→ **Work to be completed**: Set down, in full, every record in the block.

---*---

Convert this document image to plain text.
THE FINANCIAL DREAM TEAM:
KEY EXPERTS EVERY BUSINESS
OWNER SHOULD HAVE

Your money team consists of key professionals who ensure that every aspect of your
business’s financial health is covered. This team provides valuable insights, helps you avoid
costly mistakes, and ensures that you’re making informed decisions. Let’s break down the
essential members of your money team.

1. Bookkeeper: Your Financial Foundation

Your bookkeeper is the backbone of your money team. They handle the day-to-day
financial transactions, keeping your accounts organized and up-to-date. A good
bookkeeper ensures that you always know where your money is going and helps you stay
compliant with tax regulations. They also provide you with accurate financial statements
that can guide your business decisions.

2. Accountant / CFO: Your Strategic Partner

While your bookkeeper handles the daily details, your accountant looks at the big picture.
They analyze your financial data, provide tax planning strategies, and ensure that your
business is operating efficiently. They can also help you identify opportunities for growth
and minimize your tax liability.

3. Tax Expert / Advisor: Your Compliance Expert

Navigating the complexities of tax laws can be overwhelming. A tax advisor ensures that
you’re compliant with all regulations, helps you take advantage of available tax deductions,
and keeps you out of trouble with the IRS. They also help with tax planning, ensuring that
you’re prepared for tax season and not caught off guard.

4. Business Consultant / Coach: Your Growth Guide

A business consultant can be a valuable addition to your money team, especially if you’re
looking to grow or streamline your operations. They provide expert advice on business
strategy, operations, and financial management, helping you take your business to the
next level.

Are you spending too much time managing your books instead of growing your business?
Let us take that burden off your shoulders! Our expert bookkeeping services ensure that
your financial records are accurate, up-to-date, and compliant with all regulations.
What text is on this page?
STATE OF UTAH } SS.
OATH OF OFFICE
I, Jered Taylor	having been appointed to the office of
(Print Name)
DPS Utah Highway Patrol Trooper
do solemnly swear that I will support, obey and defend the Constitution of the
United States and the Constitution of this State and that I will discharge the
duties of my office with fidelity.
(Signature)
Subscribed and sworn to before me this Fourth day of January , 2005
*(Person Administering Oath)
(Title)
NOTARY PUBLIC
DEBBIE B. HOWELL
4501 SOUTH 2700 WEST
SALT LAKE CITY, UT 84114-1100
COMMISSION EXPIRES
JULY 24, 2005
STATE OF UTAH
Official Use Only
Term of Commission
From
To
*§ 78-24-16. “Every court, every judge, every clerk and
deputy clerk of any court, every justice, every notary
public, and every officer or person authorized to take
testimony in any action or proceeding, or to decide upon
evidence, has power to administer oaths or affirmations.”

---*---

→ **Solved problem**:
Convert this document image to plain text.
THE FINANCIAL DREAM TEAM:
KEY EXPERTS EVERY BUSINESS
OWNER SHOULD HAVE

Your money team consists of key professionals who ensure that every aspect of your
business’s financial health is covered. This team provides valuable insights, helps you avoid
costly mistakes, and ensures that you’re making informed decisions. Let’s break down the
essential members of your money team.

1. Bookkeeper: Your Financial Foundation

Your bookkeeper is the backbone of your money team. They handle the day-to-day
financial transactions, keeping your accounts organized and up-to-date. A good
bookkeeper ensures that you always know where your money is going and helps you stay
compliant with tax regulations. They also provide you with accurate financial statements
that can guide your business decisions.

2. Accountant / CFO: Your Strategic Partner

While your bookkeeper handles the daily details, your accountant looks at the big picture.
They analyze your financial data, provide tax planning strategies, and ensure that your
business is operating efficiently. They can also help you identify opportunities for growth
and minimize your tax liability.

3. Tax Expert / Advisor: Your Compliance Expert

Navigating the complexities of tax laws can be overwhelming. A tax advisor ensures that
you’re compliant with all regulations, helps you take advantage of available tax deductions,
and keeps you out of trouble with the IRS. They also help with tax planning, ensuring that
you’re prepared for tax season and not caught off guard.

4. Business Consultant / Coach: Your Growth Guide

A business consultant can be a valuable addition to your money team, especially if you’re
looking to grow or streamline your operations. They provide expert advice on business
strategy, operations, and financial management, helping you take your business to the
next level.

Are you spending too much time managing your books instead of growing your business?
Let us take that burden off your shoulders! Our expert bookkeeping services ensure that
your financial records are accurate, up-to-date, and compliant with all regulations.
What text is on this page?
STATE OF UTAH } SS.
OATH OF OFFICE
I, Jered Taylor	having been appointed to the office of
(Print Name)
DPS Utah Highway Patrol Trooper
do solemnly swear that I will support, obey and defend the Constitution of the
United States and the Constitution of this State and that I will discharge the
duties of my office with fidelity.
(Signature)
Subscribed and sworn to before me this Fourth day of January , 2005
*(Person Administering Oath)
(Title)
NOTARY PUBLIC
DEBBIE B. HOWELL
4501 SOUTH 2700 WEST
SALT LAKE CITY, UT 84114-1100
COMMISSION EXPIRES
JULY 24, 2005
STATE OF UTAH
Official Use Only
Term of Commission
From
To
*§ 78-24-16. “Every court, every judge, every clerk and
deputy clerk of any court, every justice, every notary
public, and every officer or person authorized to take
testimony in any action or proceeding, or to decide upon
evidence, has power to administer oaths or affirmations.”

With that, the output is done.